Provided passage:
>>

This online dossier dedicated to the Bangladeshi architect Kashef Chowdhury inaugurates a partnership between Volume and Archizoom, the gallery of the Swiss architectural faculty in Lausanne. Designed as an online journal, Archizoom Papers will feature articles and interviews related to exhibitions, conferences and symposia organized by Archizoom, the Faculty of Natural, Architectural and Built Environment (ENAC) and the doctoral school of EPFL. L’Architecture d’Aujourd’hui partners as the French host in this collaboration.
In the Western imagination, Bangladesh is more likely to conjure up images of human and environmental disasters than of quality tropical architecture. Two years ago, the Rohingya exodus was just another in a long list of catastrophes that had punctuated the history of a country with a population greater than that of Russia and a land area barely larger than that of Greece.
And yet, since Bengal Stream, the exhibition organized at SAM (Basle) by Niklaus Graber and Andreas Ruby, the name of this country has come to signify something else. Although the threat of rising sea levels with the potential to engulf a large part of the overpopulated delta region is real, it is counterbalanced by the image of a society that has found in architecture a way to reduce the environmental challenges it faces.
Bangladesh’s tumultuous history – its bloody war of independence still haunts – contrasts with the stories of those who have returned. There they discover an authentic architectural culture attesting to a contemporary awareness and enriched by vernacular principles. Understanding this expression of the local and the distant, the ancient and the modern in Bangladesh, requires a look back to colonial influence, in particular how the stratified architecture of this country was relegated in the first place, before being resurrected.
Bangladesh’s architecture and its urbanism reflect its many centuries under colonial rule: from the conquest of Bengal in 1757 to its independence in 1971. The monuments, and particularly the layout of cities, indicate the introduction of an exogenous urban model, as well as the efforts made to integrate it and make it compatible with local construction practices. Even if conflict between the modern and the vernacular, the traditional and the functional is not limited to colonial societies, the underlying fact of cultural and economic dominance magnifies contrasts and oppositions.

<<

Stored rows:
>>

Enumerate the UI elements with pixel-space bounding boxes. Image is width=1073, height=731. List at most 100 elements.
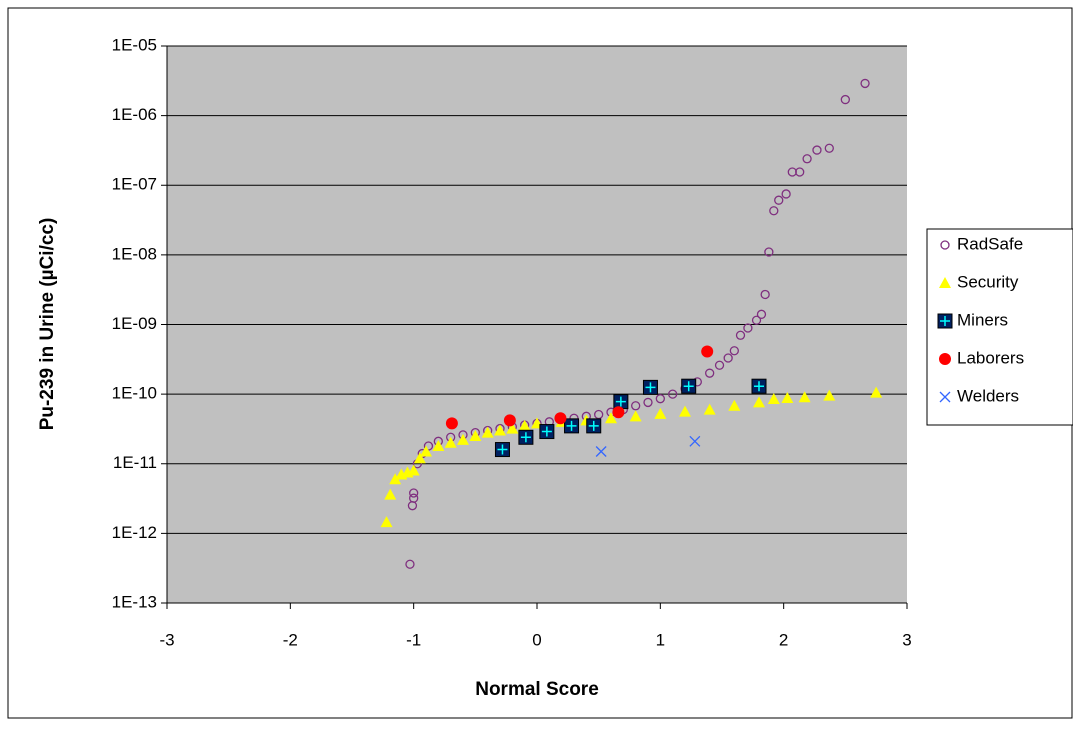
legend-label: RadSafe xyxy=(957,234,1023,253)
point xyxy=(802,154,812,164)
point xyxy=(469,430,482,442)
point xyxy=(743,323,753,333)
marker-part xyxy=(705,368,715,378)
point xyxy=(380,516,393,528)
marker-part xyxy=(518,419,531,431)
marker-part xyxy=(939,353,951,365)
point xyxy=(728,399,741,411)
marker-part xyxy=(728,399,741,411)
x-tick-label: 3 xyxy=(902,630,911,649)
point xyxy=(612,406,625,419)
marker-part xyxy=(432,439,445,451)
marker-part xyxy=(445,417,458,430)
marker-part xyxy=(870,386,883,398)
marker-part xyxy=(940,240,950,250)
marker-part xyxy=(444,436,457,448)
point xyxy=(643,397,653,408)
point xyxy=(823,389,836,401)
marker-part xyxy=(802,154,812,164)
marker-part xyxy=(629,410,642,422)
point xyxy=(503,414,516,427)
marker-part xyxy=(812,145,822,155)
point xyxy=(605,412,617,424)
point xyxy=(824,143,834,153)
legend-marker xyxy=(937,313,953,329)
y-tick-label: 1E-09 xyxy=(112,314,157,333)
marker-part xyxy=(764,247,774,257)
point xyxy=(764,247,774,257)
point xyxy=(756,309,767,319)
point xyxy=(405,559,415,569)
marker-part xyxy=(723,353,733,363)
point xyxy=(679,405,691,417)
point xyxy=(767,393,780,405)
marker-part xyxy=(701,345,714,358)
marker-part xyxy=(407,464,420,476)
marker-part xyxy=(756,309,767,319)
marker-part xyxy=(541,426,552,437)
marker-part xyxy=(798,391,811,403)
point xyxy=(518,429,534,445)
marker-part xyxy=(494,424,506,436)
point xyxy=(407,464,420,476)
marker-part xyxy=(774,195,784,205)
point xyxy=(795,167,805,177)
point xyxy=(860,78,870,89)
point xyxy=(781,391,794,403)
point xyxy=(812,145,822,155)
point xyxy=(798,391,811,403)
x-tick-label: 2 xyxy=(779,630,788,649)
point xyxy=(457,433,469,445)
point xyxy=(870,386,883,398)
point xyxy=(518,419,531,431)
marker-part xyxy=(380,516,393,528)
marker-part xyxy=(554,412,567,425)
marker-part xyxy=(497,444,508,455)
y-tick-label: 1E-05 xyxy=(112,35,157,54)
marker-part xyxy=(595,446,607,457)
x-tick-label: 0 xyxy=(532,630,541,649)
point xyxy=(701,345,714,358)
marker-part xyxy=(615,396,626,407)
y-tick-label: 1E-13 xyxy=(112,592,157,611)
marker-part xyxy=(703,403,716,415)
y-tick-label: 1E-08 xyxy=(112,244,157,263)
point xyxy=(751,315,762,325)
y-tick-label: 1E-06 xyxy=(112,105,157,124)
marker-part xyxy=(413,452,426,464)
point xyxy=(539,424,555,440)
point xyxy=(729,346,739,356)
point xyxy=(586,418,602,434)
marker-part xyxy=(795,167,805,177)
marker-part xyxy=(503,414,516,427)
point xyxy=(409,488,419,498)
point xyxy=(689,435,701,447)
marker-part xyxy=(469,430,482,442)
marker-part xyxy=(824,143,834,153)
marker-part xyxy=(735,330,746,340)
x-tick-label: 1 xyxy=(656,630,665,649)
point xyxy=(595,446,607,457)
marker-part xyxy=(384,488,397,500)
marker-part xyxy=(409,493,419,503)
marker-part xyxy=(481,426,494,438)
marker-part xyxy=(743,323,753,333)
point xyxy=(420,445,432,457)
y-axis-label: Pu-239 in Urine (µCi/cc) xyxy=(37,218,58,431)
point xyxy=(769,206,779,216)
marker-part xyxy=(566,420,577,431)
point xyxy=(494,442,510,458)
marker-part xyxy=(655,394,665,404)
marker-part xyxy=(631,401,641,411)
marker-part xyxy=(940,316,950,326)
point xyxy=(751,378,767,394)
marker-part xyxy=(751,315,762,325)
legend-label: Miners xyxy=(957,310,1008,329)
marker-part xyxy=(753,396,765,408)
y-tick-label: 1E-07 xyxy=(112,175,157,194)
marker-part xyxy=(389,473,402,485)
x-tick-label: -2 xyxy=(283,630,298,649)
marker-part xyxy=(605,412,617,424)
point xyxy=(554,412,567,425)
marker-part xyxy=(781,391,794,403)
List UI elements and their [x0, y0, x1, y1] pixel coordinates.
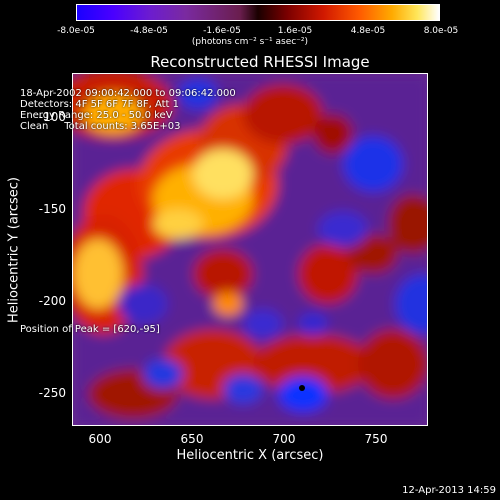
colorbar-tick: -8.0e-05: [57, 26, 95, 36]
timestamp: 12-Apr-2013 14:59: [402, 485, 496, 496]
y-tick-label: -150: [38, 202, 66, 216]
colorbar-tick: -1.6e-05: [203, 26, 241, 36]
x-tick-label: 700: [272, 432, 296, 446]
y-axis-label: Heliocentric Y (arcsec): [6, 177, 22, 323]
colorbar-tick: 4.8e-05: [350, 26, 386, 36]
x-tick-label: 650: [180, 432, 204, 446]
plot-title: Reconstructed RHESSI Image: [150, 53, 370, 71]
rhessi-image: [72, 73, 428, 426]
colorbar-unit-label: (photons cm⁻² s⁻¹ asec⁻²): [191, 37, 309, 47]
info-energy-range: Energy Range: 25.0 - 50.0 keV: [20, 110, 173, 121]
y-tick-label: -200: [38, 294, 66, 308]
y-tick-label: -100: [38, 110, 66, 124]
info-detectors: Detectors: 4F 5F 6F 7F 8F, Att 1: [20, 99, 180, 110]
colorbar-tick: 1.6e-05: [277, 26, 313, 36]
colorbar: [76, 4, 440, 21]
intensity-map: [73, 74, 427, 425]
peak-position-label: Position of Peak = [620,-95]: [20, 324, 160, 335]
x-tick-label: 750: [364, 432, 388, 446]
x-axis-label: Heliocentric X (arcsec): [176, 448, 324, 463]
x-tick-label: 600: [88, 432, 112, 446]
colorbar-tick: -4.8e-05: [130, 26, 168, 36]
info-clean-counts: Clean Total counts: 3.65E+03: [20, 121, 181, 132]
colorbar-tick: 8.0e-05: [423, 26, 459, 36]
y-tick-label: -250: [38, 386, 66, 400]
info-time-range: 18-Apr-2002 09:00:42.000 to 09:06:42.000: [20, 88, 236, 99]
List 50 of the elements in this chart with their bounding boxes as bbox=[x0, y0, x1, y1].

<<

What to work on:
1. In the architecture text, what was the name of the exhibition that Niklaus Graber and Andreas Ruby organized at SAM (Basle)?
2. From the listing, rewrite only the part that begins with the line containing "colorbar-tick: -8.0e-05: [57, 26, 95, 36]" and ends with the line containing "rhessi-image: [72, 73, 428, 426]". Switch "x-tick-label" to "x-axis-tick" and keep everything else the same.

Answers given:
1. Bengal Stream

2.
colorbar-tick: -8.0e-05: [57, 26, 95, 36]
timestamp: 12-Apr-2013 14:59: [402, 485, 496, 496]
y-tick-label: -150: [38, 202, 66, 216]
colorbar-tick: -1.6e-05: [203, 26, 241, 36]
x-axis-tick: 700: [272, 432, 296, 446]
y-axis-label: Heliocentric Y (arcsec): [6, 177, 22, 323]
colorbar-tick: 4.8e-05: [350, 26, 386, 36]
x-axis-tick: 650: [180, 432, 204, 446]
plot-title: Reconstructed RHESSI Image: [150, 53, 370, 71]
rhessi-image: [72, 73, 428, 426]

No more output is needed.